#### Short problem:
Where a line contains the word "open", copy that line.

#### Dataset records:
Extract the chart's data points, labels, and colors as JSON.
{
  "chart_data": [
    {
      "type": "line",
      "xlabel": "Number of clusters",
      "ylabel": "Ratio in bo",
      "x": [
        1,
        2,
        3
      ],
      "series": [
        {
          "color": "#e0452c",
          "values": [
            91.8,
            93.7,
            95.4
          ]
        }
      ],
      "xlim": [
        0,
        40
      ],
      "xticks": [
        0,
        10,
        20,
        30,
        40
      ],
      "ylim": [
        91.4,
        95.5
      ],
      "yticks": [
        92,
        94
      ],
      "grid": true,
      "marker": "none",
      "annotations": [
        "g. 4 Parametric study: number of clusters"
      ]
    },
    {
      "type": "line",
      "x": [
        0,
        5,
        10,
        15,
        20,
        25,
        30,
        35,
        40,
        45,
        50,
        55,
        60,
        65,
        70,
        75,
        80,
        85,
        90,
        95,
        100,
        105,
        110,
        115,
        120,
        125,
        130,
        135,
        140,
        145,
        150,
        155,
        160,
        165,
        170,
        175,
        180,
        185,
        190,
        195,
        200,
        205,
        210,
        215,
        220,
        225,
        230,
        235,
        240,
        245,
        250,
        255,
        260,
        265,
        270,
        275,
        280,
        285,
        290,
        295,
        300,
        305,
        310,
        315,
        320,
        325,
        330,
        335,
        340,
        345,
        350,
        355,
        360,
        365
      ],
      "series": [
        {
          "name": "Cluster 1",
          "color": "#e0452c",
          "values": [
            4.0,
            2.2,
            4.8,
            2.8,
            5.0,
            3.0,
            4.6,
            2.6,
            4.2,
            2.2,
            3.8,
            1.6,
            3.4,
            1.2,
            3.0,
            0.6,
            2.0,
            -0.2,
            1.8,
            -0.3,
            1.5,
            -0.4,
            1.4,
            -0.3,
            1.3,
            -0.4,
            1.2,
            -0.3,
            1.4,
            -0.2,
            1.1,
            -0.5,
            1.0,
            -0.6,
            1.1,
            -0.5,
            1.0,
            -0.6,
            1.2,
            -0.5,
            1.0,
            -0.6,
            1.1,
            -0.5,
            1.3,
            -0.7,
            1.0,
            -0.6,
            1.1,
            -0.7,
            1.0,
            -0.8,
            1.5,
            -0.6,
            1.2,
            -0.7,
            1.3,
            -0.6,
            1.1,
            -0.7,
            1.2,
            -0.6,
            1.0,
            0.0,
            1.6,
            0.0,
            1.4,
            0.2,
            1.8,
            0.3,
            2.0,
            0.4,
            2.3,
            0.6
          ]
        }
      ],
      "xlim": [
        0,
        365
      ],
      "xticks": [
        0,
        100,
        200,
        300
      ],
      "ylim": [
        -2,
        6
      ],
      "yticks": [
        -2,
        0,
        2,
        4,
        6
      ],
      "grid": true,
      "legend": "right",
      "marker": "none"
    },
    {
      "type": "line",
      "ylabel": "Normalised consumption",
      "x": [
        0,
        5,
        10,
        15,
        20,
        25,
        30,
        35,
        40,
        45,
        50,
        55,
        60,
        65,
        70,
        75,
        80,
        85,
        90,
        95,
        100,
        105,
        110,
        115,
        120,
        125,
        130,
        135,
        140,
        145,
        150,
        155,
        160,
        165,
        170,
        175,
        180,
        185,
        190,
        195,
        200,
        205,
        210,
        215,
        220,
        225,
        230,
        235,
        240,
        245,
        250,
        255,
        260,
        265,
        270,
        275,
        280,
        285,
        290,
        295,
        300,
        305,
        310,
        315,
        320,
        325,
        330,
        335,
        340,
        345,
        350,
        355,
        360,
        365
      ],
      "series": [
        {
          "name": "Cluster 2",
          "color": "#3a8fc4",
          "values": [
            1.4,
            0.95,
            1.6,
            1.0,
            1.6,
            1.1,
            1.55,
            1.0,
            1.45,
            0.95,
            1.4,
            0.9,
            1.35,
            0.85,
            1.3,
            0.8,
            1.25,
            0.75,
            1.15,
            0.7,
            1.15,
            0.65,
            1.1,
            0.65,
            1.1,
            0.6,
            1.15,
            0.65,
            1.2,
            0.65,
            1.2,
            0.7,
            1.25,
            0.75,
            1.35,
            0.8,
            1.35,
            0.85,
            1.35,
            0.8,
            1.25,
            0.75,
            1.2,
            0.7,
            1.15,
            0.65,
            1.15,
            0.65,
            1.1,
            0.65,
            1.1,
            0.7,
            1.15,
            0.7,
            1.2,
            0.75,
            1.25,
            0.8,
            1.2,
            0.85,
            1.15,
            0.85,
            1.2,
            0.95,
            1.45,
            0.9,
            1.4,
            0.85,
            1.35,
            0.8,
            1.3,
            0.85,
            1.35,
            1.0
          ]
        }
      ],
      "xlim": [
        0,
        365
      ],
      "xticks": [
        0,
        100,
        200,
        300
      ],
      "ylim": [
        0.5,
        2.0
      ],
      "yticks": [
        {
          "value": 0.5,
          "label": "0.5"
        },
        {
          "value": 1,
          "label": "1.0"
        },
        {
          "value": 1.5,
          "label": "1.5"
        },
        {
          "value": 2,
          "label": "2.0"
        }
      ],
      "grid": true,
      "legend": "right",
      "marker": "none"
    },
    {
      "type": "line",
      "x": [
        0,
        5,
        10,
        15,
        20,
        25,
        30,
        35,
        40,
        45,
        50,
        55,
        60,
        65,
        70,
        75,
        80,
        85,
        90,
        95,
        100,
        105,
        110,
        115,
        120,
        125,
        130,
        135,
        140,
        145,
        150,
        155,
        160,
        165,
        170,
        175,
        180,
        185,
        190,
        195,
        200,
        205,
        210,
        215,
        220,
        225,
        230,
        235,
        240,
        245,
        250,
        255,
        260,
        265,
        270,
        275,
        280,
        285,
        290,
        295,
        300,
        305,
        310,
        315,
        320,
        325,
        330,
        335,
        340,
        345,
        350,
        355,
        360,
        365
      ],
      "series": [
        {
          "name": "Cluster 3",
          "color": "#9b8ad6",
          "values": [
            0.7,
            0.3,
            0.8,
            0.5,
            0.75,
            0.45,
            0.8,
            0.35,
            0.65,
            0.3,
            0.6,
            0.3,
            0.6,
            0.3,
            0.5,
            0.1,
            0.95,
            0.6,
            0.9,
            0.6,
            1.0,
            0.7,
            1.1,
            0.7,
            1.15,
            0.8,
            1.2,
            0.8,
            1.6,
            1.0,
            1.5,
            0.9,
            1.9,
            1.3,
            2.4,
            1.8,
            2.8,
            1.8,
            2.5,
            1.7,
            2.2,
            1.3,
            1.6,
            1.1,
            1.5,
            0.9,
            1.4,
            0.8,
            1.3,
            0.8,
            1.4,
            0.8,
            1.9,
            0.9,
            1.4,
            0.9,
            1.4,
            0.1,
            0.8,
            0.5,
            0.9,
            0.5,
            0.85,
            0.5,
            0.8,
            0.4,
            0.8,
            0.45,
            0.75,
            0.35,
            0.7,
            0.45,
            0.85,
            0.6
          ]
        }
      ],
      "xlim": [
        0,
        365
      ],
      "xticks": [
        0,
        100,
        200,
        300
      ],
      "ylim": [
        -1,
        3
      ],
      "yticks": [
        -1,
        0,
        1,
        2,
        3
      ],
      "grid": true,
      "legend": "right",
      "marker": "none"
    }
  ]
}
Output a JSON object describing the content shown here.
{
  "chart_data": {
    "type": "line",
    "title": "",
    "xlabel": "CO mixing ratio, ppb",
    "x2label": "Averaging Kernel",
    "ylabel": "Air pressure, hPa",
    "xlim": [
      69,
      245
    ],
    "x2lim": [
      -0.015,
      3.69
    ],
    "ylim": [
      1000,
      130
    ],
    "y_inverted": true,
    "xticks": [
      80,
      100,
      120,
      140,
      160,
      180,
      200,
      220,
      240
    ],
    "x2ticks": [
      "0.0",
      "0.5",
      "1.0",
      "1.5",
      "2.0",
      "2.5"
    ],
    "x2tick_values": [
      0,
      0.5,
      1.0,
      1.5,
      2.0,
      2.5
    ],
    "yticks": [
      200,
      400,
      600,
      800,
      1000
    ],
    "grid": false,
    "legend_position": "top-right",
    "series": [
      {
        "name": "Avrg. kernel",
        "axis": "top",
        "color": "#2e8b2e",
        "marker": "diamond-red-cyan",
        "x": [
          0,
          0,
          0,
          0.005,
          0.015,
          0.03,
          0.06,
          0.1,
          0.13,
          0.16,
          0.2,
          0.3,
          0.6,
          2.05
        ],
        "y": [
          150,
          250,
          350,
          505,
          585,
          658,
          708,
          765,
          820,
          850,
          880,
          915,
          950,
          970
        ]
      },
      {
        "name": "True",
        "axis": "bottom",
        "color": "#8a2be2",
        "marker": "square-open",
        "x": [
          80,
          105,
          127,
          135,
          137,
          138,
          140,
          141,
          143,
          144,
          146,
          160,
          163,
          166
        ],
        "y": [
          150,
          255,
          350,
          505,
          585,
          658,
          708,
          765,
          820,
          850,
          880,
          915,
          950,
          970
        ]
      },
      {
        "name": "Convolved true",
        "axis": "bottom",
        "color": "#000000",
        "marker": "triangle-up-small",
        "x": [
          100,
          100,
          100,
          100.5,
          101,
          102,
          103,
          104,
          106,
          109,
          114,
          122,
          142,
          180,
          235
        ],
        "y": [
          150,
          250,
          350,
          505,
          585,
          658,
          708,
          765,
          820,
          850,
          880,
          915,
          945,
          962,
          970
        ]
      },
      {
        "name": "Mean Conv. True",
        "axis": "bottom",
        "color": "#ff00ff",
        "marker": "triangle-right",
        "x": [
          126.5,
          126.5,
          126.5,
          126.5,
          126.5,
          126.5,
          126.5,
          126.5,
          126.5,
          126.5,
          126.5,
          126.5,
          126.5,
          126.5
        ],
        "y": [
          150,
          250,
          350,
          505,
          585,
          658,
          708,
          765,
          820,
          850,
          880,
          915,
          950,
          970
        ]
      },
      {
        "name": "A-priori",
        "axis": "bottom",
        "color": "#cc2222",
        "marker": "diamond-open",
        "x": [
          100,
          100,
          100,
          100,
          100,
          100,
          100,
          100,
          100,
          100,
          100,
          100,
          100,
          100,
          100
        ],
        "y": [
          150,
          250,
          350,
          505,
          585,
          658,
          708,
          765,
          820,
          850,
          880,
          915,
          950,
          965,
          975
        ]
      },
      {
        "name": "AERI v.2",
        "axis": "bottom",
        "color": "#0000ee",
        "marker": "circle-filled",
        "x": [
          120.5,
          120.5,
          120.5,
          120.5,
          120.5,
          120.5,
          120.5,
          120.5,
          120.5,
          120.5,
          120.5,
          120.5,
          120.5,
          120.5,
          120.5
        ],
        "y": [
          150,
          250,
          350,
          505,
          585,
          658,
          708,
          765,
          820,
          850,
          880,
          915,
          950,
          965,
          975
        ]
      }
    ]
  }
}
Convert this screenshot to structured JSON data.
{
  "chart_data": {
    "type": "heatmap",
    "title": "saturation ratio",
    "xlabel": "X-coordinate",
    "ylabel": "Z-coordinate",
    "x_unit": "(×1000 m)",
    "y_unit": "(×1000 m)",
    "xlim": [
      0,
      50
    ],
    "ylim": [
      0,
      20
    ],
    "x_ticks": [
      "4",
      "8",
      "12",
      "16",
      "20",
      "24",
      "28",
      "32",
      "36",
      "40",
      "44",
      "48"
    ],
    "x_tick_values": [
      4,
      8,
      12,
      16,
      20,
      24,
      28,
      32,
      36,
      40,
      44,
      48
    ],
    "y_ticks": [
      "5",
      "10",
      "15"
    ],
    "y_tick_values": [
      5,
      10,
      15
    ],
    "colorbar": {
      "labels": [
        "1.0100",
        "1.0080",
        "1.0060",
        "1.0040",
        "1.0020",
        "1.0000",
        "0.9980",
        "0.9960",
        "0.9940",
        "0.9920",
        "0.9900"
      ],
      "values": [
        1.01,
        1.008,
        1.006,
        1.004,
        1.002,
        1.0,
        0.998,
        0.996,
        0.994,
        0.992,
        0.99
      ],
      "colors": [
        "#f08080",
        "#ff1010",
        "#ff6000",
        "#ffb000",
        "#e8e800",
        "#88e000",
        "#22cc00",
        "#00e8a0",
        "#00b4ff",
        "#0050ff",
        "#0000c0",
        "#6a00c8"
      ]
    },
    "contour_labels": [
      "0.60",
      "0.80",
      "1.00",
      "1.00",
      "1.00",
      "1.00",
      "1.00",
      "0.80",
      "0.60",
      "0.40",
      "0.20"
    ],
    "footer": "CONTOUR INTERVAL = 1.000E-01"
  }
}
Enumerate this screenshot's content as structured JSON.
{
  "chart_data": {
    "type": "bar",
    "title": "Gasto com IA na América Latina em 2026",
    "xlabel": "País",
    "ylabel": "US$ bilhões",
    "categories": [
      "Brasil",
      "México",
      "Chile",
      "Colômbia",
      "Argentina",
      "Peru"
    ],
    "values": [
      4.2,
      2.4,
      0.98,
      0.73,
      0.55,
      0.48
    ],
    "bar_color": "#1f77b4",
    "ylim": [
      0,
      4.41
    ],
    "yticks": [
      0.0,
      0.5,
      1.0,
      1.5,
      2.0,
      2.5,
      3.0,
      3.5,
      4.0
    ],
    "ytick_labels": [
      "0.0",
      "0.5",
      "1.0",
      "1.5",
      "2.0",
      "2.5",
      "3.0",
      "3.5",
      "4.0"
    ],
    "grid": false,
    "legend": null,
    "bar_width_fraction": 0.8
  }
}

#### Reply:
        "marker": "square-open",
        "marker": "diamond-open",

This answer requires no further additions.